TASK OBJECTIVE ->
Output the data that follows exactly, line for line.

** start INPUT **

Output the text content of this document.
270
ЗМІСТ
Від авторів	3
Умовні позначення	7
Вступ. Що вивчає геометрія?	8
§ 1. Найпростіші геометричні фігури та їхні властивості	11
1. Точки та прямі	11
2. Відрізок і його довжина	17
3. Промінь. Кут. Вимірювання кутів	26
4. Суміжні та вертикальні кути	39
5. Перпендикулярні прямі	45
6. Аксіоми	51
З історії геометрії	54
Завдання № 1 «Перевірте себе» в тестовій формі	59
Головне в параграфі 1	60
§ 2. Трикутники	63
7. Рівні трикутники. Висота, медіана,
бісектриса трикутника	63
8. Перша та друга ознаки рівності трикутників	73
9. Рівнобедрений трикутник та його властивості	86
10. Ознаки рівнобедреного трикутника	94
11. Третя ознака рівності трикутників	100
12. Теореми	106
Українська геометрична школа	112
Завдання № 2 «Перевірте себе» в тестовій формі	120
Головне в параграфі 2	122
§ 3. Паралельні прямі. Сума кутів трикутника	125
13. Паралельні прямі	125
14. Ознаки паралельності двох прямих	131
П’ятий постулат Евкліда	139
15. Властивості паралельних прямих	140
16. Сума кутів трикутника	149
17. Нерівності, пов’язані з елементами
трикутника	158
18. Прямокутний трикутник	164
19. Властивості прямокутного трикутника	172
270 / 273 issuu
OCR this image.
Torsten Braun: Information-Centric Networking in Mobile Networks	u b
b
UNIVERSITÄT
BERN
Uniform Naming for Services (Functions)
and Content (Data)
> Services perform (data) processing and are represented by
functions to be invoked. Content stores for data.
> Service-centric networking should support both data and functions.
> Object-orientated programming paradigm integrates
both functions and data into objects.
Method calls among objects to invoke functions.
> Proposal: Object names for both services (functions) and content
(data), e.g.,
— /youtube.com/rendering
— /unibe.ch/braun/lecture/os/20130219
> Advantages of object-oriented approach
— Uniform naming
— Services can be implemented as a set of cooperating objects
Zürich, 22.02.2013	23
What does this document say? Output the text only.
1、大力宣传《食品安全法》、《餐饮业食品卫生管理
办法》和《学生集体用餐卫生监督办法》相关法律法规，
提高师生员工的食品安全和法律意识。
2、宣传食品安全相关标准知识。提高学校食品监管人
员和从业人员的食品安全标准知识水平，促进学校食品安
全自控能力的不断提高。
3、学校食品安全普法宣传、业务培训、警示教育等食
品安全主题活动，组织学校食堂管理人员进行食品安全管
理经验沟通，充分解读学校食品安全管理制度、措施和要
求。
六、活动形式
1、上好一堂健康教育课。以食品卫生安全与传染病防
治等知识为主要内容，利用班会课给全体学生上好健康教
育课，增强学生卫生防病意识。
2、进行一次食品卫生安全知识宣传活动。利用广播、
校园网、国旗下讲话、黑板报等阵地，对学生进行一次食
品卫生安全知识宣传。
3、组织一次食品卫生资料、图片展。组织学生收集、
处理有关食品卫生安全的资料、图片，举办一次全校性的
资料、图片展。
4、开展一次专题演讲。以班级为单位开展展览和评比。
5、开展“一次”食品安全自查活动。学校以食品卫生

** end INPUT **

ANSWER TO THE PROBLEM ->
Output the text content of this document.
270
ЗМІСТ
Від авторів	3
Умовні позначення	7
Вступ. Що вивчає геометрія?	8
§ 1. Найпростіші геометричні фігури та їхні властивості	11
1. Точки та прямі	11
2. Відрізок і його довжина	17
3. Промінь. Кут. Вимірювання кутів	26
4. Суміжні та вертикальні кути	39
5. Перпендикулярні прямі	45
6. Аксіоми	51
З історії геометрії	54
Завдання № 1 «Перевірте себе» в тестовій формі	59
Головне в параграфі 1	60
§ 2. Трикутники	63
7. Рівні трикутники. Висота, медіана,
бісектриса трикутника	63
8. Перша та друга ознаки рівності трикутників	73
9. Рівнобедрений трикутник та його властивості	86
10. Ознаки рівнобедреного трикутника	94
11. Третя ознака рівності трикутників	100
12. Теореми	106
Українська геометрична школа	112
Завдання № 2 «Перевірте себе» в тестовій формі	120
Головне в параграфі 2	122
§ 3. Паралельні прямі. Сума кутів трикутника	125
13. Паралельні прямі	125
14. Ознаки паралельності двох прямих	131
П’ятий постулат Евкліда	139
15. Властивості паралельних прямих	140
16. Сума кутів трикутника	149
17. Нерівності, пов’язані з елементами
трикутника	158
18. Прямокутний трикутник	164
19. Властивості прямокутного трикутника	172
270 / 273 issuu
OCR this image.
Torsten Braun: Information-Centric Networking in Mobile Networks	u b
b
UNIVERSITÄT
BERN
Uniform Naming for Services (Functions)
and Content (Data)
> Services perform (data) processing and are represented by
functions to be invoked. Content stores for data.
> Service-centric networking should support both data and functions.
> Object-orientated programming paradigm integrates
both functions and data into objects.
Method calls among objects to invoke functions.
> Proposal: Object names for both services (functions) and content
(data), e.g.,
— /youtube.com/rendering
— /unibe.ch/braun/lecture/os/20130219
> Advantages of object-oriented approach
— Uniform naming
— Services can be implemented as a set of cooperating objects
Zürich, 22.02.2013	23
What does this document say? Output the text only.
1、大力宣传《食品安全法》、《餐饮业食品卫生管理
办法》和《学生集体用餐卫生监督办法》相关法律法规，
提高师生员工的食品安全和法律意识。
2、宣传食品安全相关标准知识。提高学校食品监管人
员和从业人员的食品安全标准知识水平，促进学校食品安
全自控能力的不断提高。
3、学校食品安全普法宣传、业务培训、警示教育等食
品安全主题活动，组织学校食堂管理人员进行食品安全管
理经验沟通，充分解读学校食品安全管理制度、措施和要
求。
六、活动形式
1、上好一堂健康教育课。以食品卫生安全与传染病防
治等知识为主要内容，利用班会课给全体学生上好健康教
育课，增强学生卫生防病意识。
2、进行一次食品卫生安全知识宣传活动。利用广播、
校园网、国旗下讲话、黑板报等阵地，对学生进行一次食
品卫生安全知识宣传。
3、组织一次食品卫生资料、图片展。组织学生收集、
处理有关食品卫生安全的资料、图片，举办一次全校性的
资料、图片展。
4、开展一次专题演讲。以班级为单位开展展览和评比。
5、开展“一次”食品安全自查活动。学校以食品卫生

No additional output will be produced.